- [REQUIRED WORK]
Below are some records. Write out the lines from the one containing "Give me the" to the last line, word for word, leaving out pictures.

###

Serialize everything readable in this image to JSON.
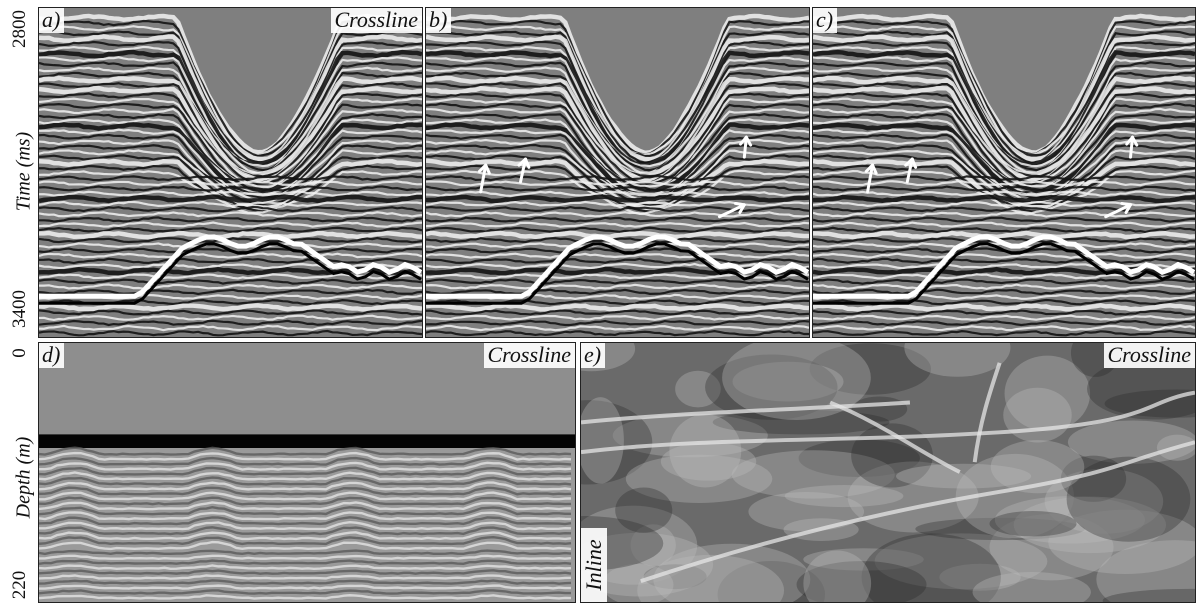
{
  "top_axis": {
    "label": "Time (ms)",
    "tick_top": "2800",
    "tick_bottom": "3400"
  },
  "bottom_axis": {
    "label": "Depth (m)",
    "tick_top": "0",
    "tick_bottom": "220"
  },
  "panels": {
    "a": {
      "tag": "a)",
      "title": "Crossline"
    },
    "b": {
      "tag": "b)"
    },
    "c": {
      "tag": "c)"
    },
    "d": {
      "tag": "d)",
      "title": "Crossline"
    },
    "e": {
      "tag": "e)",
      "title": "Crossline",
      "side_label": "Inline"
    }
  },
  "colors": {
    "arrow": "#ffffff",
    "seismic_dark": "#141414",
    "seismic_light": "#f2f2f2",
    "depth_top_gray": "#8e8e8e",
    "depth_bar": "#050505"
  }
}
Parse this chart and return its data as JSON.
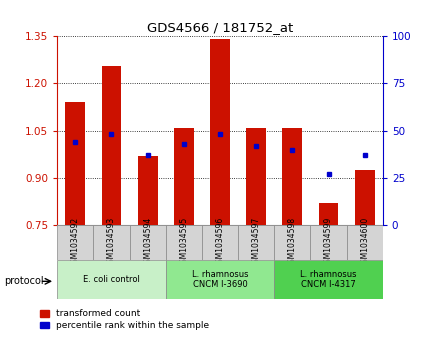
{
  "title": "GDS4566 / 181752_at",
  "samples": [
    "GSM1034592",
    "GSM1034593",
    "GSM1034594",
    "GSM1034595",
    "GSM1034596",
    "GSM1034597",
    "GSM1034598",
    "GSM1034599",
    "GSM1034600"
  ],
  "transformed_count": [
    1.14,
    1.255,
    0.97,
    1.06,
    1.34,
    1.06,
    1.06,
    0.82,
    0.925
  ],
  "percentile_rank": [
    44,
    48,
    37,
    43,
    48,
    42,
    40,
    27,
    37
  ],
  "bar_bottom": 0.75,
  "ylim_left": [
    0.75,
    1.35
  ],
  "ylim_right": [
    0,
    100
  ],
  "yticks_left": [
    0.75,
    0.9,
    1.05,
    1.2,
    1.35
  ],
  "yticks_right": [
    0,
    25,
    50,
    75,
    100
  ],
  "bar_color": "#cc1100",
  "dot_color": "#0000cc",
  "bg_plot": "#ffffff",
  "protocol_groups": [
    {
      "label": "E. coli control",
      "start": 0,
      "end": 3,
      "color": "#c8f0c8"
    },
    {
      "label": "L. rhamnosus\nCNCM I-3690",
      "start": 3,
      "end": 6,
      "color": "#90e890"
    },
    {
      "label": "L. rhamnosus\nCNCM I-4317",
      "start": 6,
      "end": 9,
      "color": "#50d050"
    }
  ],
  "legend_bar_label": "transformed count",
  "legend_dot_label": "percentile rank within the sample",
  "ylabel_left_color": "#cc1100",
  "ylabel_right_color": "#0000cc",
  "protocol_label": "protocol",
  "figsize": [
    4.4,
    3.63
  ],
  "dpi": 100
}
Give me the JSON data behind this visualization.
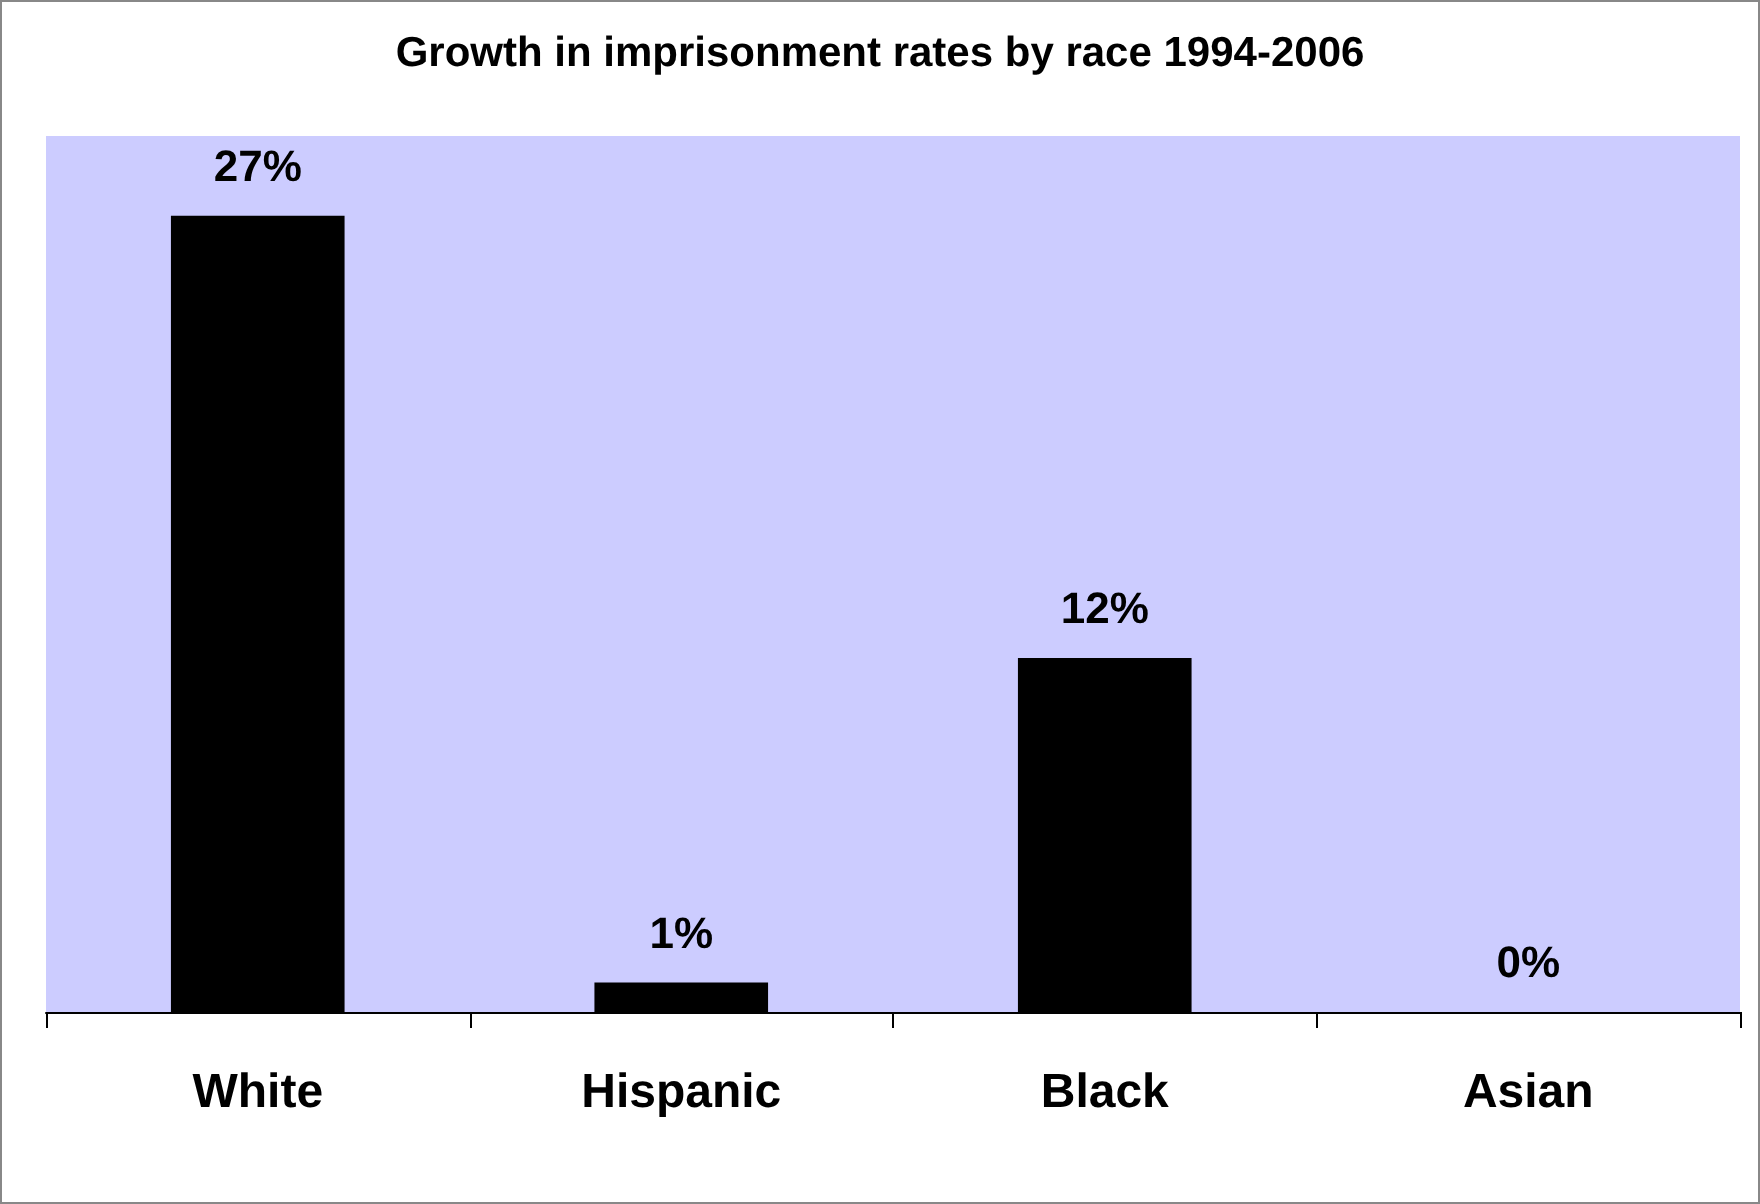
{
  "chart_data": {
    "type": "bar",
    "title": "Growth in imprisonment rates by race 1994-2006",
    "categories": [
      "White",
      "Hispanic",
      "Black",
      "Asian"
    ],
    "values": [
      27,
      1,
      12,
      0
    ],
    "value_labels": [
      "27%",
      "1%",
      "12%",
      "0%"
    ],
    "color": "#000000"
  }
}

###

- [OUTPUT OF THE TASK]
Give me the JSON data behind this visualization.
{
  "chart_data": {
    "type": "bar",
    "title": "Growth in imprisonment rates by race 1994-2006",
    "categories": [
      "White",
      "Hispanic",
      "Black",
      "Asian"
    ],
    "values": [
      27,
      1,
      12,
      0
    ],
    "value_labels": [
      "27%",
      "1%",
      "12%",
      "0%"
    ],
    "color": "#000000"
  }
}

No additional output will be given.